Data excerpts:
• • • • •
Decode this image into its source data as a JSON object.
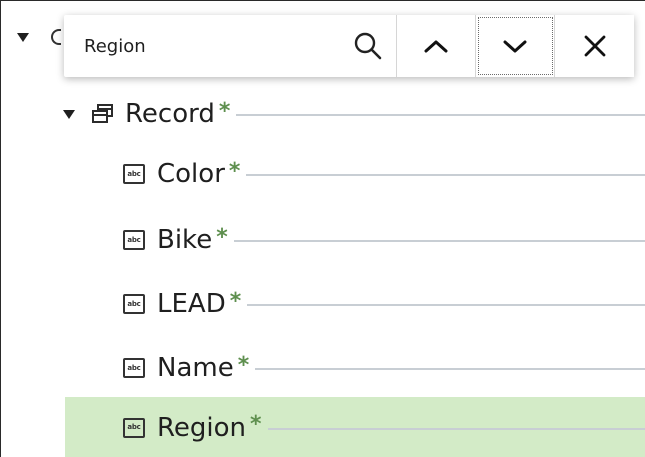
{
  "colors": {
    "selected_row": "#d3ebc7",
    "required_asterisk": "#5e8f4e",
    "leader_line": "#c8ced4"
  },
  "find_bar": {
    "value": "Region",
    "search_icon": "search-icon",
    "prev_icon": "chevron-up-icon",
    "next_icon": "chevron-down-icon",
    "close_icon": "close-icon"
  },
  "tree": {
    "root": {
      "expanded": true
    },
    "record": {
      "label": "Record",
      "required": "*",
      "icon": "record-icon",
      "expanded": true
    },
    "fields": [
      {
        "label": "Color",
        "required": "*",
        "icon": "abc-icon",
        "icon_text": "abc"
      },
      {
        "label": "Bike",
        "required": "*",
        "icon": "abc-icon",
        "icon_text": "abc"
      },
      {
        "label": "LEAD",
        "required": "*",
        "icon": "abc-icon",
        "icon_text": "abc"
      },
      {
        "label": "Name",
        "required": "*",
        "icon": "abc-icon",
        "icon_text": "abc"
      },
      {
        "label": "Region",
        "required": "*",
        "icon": "abc-icon",
        "icon_text": "abc",
        "selected": true
      }
    ]
  }
}
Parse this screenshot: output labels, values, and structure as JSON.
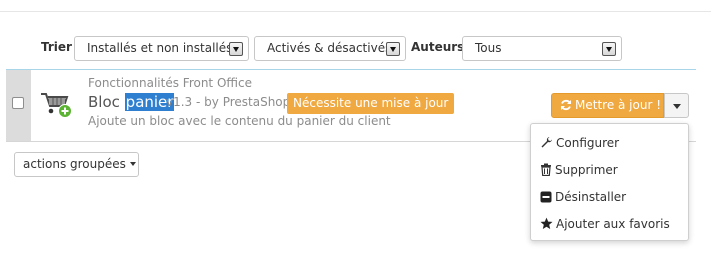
{
  "filters": {
    "sort_label": "Trier",
    "install_filter": "Installés et non installés",
    "status_filter": "Activés & désactivés",
    "author_label": "Auteurs",
    "author_filter": "Tous"
  },
  "module": {
    "category": "Fonctionnalités Front Office",
    "name_prefix": "Bloc",
    "name_highlight": "panier",
    "version": "v1.3",
    "by": "- by PrestaShop",
    "update_badge": "Nécessite une mise à jour",
    "description": "Ajoute un bloc avec le contenu du panier du client",
    "icon": "shopping-cart-add-icon"
  },
  "actions": {
    "update_label": "Mettre à jour !",
    "update_icon": "refresh-icon",
    "menu": [
      {
        "label": "Configurer",
        "icon": "wrench-icon"
      },
      {
        "label": "Supprimer",
        "icon": "trash-icon"
      },
      {
        "label": "Désinstaller",
        "icon": "minus-square-icon"
      },
      {
        "label": "Ajouter aux favoris",
        "icon": "star-icon"
      }
    ]
  },
  "bulk": {
    "label": "actions groupées"
  },
  "colors": {
    "accent_orange": "#f0a840",
    "highlight_blue": "#2f7fd1",
    "row_separator": "#a8d6e8",
    "muted_text": "#8c8c8c"
  }
}
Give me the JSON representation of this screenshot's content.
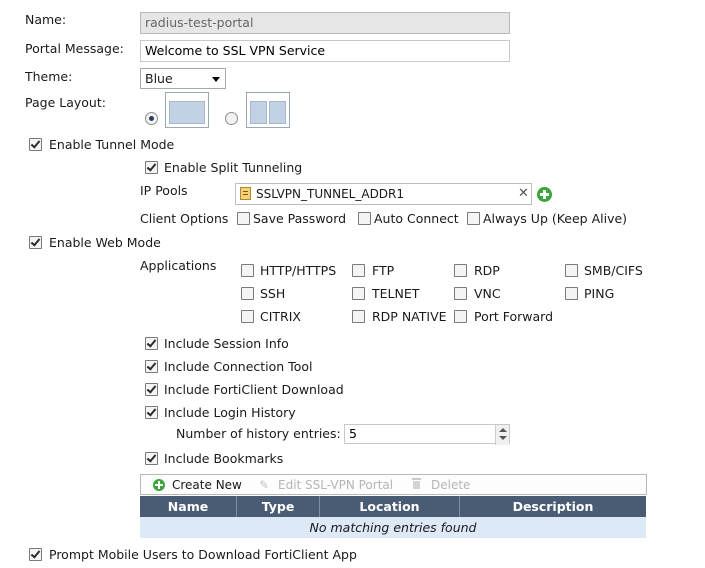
{
  "form": {
    "name_label": "Name:",
    "name_value": "radius-test-portal",
    "portal_message_label": "Portal Message:",
    "portal_message_value": "Welcome to SSL VPN Service",
    "theme_label": "Theme:",
    "theme_value": "Blue",
    "page_layout_label": "Page Layout:"
  },
  "tunnel": {
    "enable_label": "Enable Tunnel Mode",
    "enable_checked": true,
    "split_label": "Enable Split Tunneling",
    "split_checked": true,
    "ip_pools_label": "IP Pools",
    "ip_pool_value": "SSLVPN_TUNNEL_ADDR1",
    "client_options_label": "Client Options",
    "save_password_label": "Save Password",
    "auto_connect_label": "Auto Connect",
    "always_up_label": "Always Up (Keep Alive)"
  },
  "web": {
    "enable_label": "Enable Web Mode",
    "applications_label": "Applications",
    "apps": {
      "http": "HTTP/HTTPS",
      "ftp": "FTP",
      "rdp": "RDP",
      "smb": "SMB/CIFS",
      "ssh": "SSH",
      "telnet": "TELNET",
      "vnc": "VNC",
      "ping": "PING",
      "citrix": "CITRIX",
      "rdp_native": "RDP NATIVE",
      "port_forward": "Port Forward"
    },
    "session_info_label": "Include Session Info",
    "connection_tool_label": "Include Connection Tool",
    "forticlient_download_label": "Include FortiClient Download",
    "login_history_label": "Include Login History",
    "history_entries_label": "Number of history entries:",
    "history_entries_value": "5",
    "bookmarks_label": "Include Bookmarks"
  },
  "bookmarks_table": {
    "create_new": "Create New",
    "edit": "Edit SSL-VPN Portal",
    "delete": "Delete",
    "columns": [
      "Name",
      "Type",
      "Location",
      "Description"
    ],
    "empty_message": "No matching entries found"
  },
  "mobile": {
    "prompt_label": "Prompt Mobile Users to Download FortiClient App"
  },
  "colors": {
    "table_header": "#4a5c74",
    "table_empty_row": "#dde9f7",
    "add_button": "#3aa63a"
  }
}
• • • • •
Task instructions: Copy verbatim the span that opens at the line with "Give me the" and closes at the final line of the listing. Do not carry over any pictures.

Solution:
Give me the JSON representation of this screenshot's content.
{
  "form": {
    "name_label": "Name:",
    "name_value": "radius-test-portal",
    "portal_message_label": "Portal Message:",
    "portal_message_value": "Welcome to SSL VPN Service",
    "theme_label": "Theme:",
    "theme_value": "Blue",
    "page_layout_label": "Page Layout:"
  },
  "tunnel": {
    "enable_label": "Enable Tunnel Mode",
    "enable_checked": true,
    "split_label": "Enable Split Tunneling",
    "split_checked": true,
    "ip_pools_label": "IP Pools",
    "ip_pool_value": "SSLVPN_TUNNEL_ADDR1",
    "client_options_label": "Client Options",
    "save_password_label": "Save Password",
    "auto_connect_label": "Auto Connect",
    "always_up_label": "Always Up (Keep Alive)"
  },
  "web": {
    "enable_label": "Enable Web Mode",
    "applications_label": "Applications",
    "apps": {
      "http": "HTTP/HTTPS",
      "ftp": "FTP",
      "rdp": "RDP",
      "smb": "SMB/CIFS",
      "ssh": "SSH",
      "telnet": "TELNET",
      "vnc": "VNC",
      "ping": "PING",
      "citrix": "CITRIX",
      "rdp_native": "RDP NATIVE",
      "port_forward": "Port Forward"
    },
    "session_info_label": "Include Session Info",
    "connection_tool_label": "Include Connection Tool",
    "forticlient_download_label": "Include FortiClient Download",
    "login_history_label": "Include Login History",
    "history_entries_label": "Number of history entries:",
    "history_entries_value": "5",
    "bookmarks_label": "Include Bookmarks"
  },
  "bookmarks_table": {
    "create_new": "Create New",
    "edit": "Edit SSL-VPN Portal",
    "delete": "Delete",
    "columns": [
      "Name",
      "Type",
      "Location",
      "Description"
    ],
    "empty_message": "No matching entries found"
  },
  "mobile": {
    "prompt_label": "Prompt Mobile Users to Download FortiClient App"
  },
  "colors": {
    "table_header": "#4a5c74",
    "table_empty_row": "#dde9f7",
    "add_button": "#3aa63a"
  }
}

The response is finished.